[EXERCISE REQUIREMENTS]: Your answer must consist solely of the number of lines that contain the word "JSON".

Rows from a figure dataset:
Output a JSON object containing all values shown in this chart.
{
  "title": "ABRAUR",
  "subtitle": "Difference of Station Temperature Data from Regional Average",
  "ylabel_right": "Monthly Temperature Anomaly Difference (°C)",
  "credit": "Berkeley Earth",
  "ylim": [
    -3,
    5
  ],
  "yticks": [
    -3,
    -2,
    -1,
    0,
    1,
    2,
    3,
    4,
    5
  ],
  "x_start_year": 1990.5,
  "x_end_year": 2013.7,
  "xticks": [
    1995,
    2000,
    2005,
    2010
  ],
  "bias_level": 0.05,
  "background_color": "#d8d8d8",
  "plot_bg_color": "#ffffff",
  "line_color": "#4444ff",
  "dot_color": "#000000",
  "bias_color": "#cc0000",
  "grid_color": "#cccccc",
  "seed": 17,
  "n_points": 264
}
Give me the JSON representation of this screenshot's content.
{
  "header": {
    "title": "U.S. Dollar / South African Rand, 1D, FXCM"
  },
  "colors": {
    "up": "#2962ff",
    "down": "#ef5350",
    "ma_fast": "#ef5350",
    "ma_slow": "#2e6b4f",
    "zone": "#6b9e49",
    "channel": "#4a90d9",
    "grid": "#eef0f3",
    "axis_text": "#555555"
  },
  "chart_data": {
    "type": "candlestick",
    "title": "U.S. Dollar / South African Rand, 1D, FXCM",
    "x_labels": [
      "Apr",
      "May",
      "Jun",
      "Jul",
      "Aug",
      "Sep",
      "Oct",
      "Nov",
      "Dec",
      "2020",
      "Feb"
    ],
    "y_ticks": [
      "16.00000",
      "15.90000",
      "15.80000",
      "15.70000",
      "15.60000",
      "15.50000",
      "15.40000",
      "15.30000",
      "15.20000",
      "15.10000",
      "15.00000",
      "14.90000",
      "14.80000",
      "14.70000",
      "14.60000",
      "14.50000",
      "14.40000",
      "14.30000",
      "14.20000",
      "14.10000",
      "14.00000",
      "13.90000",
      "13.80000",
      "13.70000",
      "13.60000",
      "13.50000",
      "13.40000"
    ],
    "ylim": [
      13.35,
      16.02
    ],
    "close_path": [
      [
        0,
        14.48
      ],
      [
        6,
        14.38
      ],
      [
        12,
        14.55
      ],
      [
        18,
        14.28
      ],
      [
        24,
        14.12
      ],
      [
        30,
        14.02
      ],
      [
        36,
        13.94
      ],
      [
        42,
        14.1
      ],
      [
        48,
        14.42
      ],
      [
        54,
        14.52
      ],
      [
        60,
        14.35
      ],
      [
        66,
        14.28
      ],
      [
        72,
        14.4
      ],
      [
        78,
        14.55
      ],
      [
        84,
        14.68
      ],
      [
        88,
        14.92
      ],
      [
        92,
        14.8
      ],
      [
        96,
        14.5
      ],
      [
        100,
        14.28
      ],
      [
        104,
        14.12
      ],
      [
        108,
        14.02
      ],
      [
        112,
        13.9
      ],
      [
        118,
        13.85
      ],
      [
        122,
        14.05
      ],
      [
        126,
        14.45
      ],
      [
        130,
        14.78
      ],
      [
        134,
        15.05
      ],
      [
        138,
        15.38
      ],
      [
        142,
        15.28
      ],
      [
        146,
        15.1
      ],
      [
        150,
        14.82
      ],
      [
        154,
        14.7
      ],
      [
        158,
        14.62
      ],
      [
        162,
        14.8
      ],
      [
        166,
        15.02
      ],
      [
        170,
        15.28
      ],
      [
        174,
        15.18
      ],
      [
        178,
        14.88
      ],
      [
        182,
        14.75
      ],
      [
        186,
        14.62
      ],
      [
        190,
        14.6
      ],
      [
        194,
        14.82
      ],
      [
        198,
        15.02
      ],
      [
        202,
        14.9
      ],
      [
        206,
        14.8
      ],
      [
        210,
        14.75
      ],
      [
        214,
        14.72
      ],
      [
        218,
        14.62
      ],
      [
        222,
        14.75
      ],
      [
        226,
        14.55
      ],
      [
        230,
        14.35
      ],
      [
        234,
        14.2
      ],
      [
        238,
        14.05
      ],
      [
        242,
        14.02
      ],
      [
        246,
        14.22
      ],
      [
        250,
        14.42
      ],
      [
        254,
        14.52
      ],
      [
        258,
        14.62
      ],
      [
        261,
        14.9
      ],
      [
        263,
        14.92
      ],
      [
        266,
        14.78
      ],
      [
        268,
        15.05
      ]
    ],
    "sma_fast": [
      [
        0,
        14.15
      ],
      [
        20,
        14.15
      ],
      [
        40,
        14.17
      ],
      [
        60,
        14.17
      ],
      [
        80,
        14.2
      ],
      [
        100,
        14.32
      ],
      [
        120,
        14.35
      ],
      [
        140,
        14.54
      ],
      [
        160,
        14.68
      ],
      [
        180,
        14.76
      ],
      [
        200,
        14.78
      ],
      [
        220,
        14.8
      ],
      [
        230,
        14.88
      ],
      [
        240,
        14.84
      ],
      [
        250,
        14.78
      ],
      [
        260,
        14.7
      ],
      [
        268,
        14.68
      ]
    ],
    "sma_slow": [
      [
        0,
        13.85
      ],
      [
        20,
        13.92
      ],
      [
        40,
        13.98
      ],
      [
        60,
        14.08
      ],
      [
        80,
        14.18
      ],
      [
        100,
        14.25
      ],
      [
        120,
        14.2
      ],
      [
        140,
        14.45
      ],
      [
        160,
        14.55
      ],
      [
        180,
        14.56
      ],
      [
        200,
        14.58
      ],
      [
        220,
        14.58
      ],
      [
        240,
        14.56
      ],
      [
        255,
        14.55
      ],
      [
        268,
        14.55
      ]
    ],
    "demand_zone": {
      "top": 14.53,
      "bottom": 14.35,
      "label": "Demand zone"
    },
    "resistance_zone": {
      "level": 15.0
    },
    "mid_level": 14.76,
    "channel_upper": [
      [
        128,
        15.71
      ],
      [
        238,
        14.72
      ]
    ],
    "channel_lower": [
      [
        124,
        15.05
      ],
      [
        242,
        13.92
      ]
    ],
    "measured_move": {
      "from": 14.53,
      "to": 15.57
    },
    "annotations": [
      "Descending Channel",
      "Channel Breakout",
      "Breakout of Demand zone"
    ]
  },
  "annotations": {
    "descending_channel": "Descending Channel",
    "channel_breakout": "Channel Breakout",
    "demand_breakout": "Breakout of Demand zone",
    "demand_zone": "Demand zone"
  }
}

[RESULT]: 2